Aim
In the data below, find every line with the string "title" and pull it out.

==== Data to use

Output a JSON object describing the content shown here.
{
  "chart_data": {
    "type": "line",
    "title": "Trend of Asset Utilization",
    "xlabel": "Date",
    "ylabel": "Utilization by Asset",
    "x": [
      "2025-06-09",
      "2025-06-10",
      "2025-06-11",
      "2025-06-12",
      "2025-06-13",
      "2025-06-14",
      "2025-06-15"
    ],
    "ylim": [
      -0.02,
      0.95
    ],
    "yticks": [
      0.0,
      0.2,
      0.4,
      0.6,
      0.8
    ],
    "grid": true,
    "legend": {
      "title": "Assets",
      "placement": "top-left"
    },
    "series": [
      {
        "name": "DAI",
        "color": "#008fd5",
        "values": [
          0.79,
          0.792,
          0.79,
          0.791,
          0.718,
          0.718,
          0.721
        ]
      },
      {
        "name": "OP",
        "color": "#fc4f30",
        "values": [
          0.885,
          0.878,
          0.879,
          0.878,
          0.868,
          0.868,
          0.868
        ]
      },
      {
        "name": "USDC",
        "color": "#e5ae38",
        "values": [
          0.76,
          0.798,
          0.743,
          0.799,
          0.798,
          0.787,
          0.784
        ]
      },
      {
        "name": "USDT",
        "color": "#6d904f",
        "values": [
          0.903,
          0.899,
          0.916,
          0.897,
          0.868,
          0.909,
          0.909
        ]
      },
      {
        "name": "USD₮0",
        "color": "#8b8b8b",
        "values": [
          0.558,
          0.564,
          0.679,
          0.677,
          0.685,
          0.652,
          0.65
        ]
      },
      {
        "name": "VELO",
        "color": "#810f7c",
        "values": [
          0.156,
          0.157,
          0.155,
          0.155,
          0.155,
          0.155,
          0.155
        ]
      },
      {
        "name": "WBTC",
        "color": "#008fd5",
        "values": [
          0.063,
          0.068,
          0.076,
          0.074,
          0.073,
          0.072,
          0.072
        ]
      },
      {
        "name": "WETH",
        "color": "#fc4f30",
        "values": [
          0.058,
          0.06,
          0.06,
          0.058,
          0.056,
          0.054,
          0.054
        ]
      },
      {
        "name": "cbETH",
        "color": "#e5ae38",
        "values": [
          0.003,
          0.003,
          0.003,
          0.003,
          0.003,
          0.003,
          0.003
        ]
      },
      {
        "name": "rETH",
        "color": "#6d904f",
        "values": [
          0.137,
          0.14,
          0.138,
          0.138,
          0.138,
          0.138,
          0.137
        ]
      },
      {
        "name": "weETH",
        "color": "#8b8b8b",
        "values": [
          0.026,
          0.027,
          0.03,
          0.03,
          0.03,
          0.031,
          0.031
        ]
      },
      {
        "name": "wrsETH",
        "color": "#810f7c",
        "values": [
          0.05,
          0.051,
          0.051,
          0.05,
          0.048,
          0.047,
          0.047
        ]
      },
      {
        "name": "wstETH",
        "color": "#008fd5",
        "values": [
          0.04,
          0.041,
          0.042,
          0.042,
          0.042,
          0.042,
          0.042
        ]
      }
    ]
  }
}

========

Reply to the exercise
    "title": "Trend of Asset Utilization",
      "title": "Assets",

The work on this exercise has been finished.